Work required>
Check every line below for the word "holes" and show those that hold it.

======== Dataset

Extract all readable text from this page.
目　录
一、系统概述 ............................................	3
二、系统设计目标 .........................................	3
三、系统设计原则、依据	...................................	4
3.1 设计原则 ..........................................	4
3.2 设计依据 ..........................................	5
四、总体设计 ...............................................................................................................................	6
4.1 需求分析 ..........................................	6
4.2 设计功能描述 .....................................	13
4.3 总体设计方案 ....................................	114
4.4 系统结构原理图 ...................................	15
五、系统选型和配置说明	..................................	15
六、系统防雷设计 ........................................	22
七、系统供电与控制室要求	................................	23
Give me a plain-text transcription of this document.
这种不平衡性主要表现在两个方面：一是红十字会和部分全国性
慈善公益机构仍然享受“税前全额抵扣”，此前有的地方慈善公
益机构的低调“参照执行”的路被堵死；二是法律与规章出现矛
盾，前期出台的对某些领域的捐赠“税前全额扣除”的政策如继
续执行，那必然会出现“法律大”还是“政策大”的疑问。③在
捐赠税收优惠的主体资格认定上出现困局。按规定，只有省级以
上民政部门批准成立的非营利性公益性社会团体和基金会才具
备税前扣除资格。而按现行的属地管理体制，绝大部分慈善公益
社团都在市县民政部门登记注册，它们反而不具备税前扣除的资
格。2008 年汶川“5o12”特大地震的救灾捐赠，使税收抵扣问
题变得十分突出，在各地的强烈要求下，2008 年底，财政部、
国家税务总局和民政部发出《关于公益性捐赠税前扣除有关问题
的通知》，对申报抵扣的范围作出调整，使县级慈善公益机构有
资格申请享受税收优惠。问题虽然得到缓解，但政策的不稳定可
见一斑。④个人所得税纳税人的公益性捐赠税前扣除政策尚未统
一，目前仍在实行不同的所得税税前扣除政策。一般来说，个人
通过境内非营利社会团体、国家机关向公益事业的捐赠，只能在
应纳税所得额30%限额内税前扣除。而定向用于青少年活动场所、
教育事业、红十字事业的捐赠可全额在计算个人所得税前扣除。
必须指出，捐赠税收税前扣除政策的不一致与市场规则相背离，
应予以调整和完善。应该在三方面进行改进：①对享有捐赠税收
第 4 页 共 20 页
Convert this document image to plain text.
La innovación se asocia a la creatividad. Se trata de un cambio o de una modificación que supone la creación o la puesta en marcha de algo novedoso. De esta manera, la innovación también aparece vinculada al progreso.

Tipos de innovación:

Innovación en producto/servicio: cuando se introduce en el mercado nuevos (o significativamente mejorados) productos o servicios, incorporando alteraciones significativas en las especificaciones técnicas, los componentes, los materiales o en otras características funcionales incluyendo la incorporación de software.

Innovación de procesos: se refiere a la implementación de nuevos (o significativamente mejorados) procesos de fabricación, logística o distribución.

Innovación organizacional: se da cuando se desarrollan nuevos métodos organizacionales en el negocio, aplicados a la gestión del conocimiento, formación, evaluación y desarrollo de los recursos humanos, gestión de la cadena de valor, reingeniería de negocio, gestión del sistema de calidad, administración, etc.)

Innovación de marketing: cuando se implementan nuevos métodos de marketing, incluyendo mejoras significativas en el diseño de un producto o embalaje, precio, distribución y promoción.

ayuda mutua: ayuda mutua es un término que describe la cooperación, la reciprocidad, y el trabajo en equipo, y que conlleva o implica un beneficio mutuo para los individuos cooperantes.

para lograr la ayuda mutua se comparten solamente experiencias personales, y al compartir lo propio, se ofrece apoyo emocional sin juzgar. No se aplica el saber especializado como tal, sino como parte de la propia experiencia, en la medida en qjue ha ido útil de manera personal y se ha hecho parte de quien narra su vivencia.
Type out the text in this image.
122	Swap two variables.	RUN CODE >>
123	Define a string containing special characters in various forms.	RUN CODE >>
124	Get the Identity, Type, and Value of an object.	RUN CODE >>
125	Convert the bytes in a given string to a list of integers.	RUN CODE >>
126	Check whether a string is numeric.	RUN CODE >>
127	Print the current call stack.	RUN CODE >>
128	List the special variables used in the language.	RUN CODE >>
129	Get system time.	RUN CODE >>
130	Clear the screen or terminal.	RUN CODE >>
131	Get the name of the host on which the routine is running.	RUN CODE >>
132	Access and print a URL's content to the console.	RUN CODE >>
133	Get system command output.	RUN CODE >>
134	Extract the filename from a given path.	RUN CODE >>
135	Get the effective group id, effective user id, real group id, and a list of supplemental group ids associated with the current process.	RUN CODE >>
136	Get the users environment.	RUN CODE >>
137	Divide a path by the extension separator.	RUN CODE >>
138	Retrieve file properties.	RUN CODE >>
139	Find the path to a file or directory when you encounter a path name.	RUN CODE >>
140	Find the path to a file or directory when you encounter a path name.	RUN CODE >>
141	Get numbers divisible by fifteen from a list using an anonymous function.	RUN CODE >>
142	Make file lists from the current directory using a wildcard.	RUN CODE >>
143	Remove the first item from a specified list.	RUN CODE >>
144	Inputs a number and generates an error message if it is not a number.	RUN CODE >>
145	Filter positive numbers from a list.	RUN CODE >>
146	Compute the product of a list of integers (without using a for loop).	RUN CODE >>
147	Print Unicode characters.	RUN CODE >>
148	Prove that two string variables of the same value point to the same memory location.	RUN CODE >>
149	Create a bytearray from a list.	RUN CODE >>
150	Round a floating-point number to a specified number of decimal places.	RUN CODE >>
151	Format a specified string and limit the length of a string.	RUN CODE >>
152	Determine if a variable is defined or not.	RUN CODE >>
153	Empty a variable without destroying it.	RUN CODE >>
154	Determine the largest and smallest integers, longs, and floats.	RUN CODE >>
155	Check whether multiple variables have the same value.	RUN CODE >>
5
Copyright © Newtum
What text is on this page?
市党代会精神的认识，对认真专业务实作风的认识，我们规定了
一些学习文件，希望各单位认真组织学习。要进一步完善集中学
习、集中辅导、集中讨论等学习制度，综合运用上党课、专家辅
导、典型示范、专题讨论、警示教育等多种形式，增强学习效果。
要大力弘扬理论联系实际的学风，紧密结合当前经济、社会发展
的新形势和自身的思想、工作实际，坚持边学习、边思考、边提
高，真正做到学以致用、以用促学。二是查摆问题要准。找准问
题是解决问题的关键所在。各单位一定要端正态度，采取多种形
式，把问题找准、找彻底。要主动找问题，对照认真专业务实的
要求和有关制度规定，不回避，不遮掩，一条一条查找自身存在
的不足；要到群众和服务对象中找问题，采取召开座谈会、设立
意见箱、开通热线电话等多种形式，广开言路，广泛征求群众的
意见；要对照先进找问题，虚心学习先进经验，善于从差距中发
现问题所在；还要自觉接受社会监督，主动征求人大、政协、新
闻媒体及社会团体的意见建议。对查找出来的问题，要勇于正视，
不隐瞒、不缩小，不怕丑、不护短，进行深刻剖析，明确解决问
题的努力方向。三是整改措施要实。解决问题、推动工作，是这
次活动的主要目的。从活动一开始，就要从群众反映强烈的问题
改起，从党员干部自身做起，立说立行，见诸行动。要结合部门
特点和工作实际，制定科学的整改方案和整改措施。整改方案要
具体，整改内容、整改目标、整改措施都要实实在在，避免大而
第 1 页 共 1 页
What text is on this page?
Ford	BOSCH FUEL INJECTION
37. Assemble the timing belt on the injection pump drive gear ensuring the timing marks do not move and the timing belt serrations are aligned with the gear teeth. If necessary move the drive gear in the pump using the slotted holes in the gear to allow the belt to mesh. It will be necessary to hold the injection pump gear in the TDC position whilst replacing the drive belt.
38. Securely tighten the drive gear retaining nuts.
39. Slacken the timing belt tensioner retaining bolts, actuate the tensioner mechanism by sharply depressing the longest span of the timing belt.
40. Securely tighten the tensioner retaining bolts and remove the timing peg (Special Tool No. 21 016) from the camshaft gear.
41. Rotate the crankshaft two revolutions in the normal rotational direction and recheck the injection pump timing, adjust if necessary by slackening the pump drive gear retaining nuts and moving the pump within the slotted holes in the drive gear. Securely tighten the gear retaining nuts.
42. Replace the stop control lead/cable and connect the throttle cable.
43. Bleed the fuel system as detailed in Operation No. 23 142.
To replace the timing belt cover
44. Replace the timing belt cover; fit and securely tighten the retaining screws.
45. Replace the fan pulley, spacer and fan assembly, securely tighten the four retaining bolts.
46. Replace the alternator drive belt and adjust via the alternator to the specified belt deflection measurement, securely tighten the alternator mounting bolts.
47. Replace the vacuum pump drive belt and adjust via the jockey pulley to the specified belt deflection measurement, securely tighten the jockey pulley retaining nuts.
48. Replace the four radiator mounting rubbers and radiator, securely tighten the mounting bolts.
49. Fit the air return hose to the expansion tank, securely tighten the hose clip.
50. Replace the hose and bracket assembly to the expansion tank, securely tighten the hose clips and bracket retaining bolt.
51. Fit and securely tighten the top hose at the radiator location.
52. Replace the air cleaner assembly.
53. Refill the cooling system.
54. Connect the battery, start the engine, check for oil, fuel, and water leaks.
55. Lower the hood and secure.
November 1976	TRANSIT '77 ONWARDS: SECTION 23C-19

================

Task answer>
37. Assemble the timing belt on the injection pump drive gear ensuring the timing marks do not move and the timing belt serrations are aligned with the gear teeth. If necessary move the drive gear in the pump using the slotted holes in the gear to allow the belt to mesh. It will be necessary to hold the injection pump gear in the TDC position whilst replacing the drive belt.
41. Rotate the crankshaft two revolutions in the normal rotational direction and recheck the injection pump timing, adjust if necessary by slackening the pump drive gear retaining nuts and moving the pump within the slotted holes in the drive gear. Securely tighten the gear retaining nuts.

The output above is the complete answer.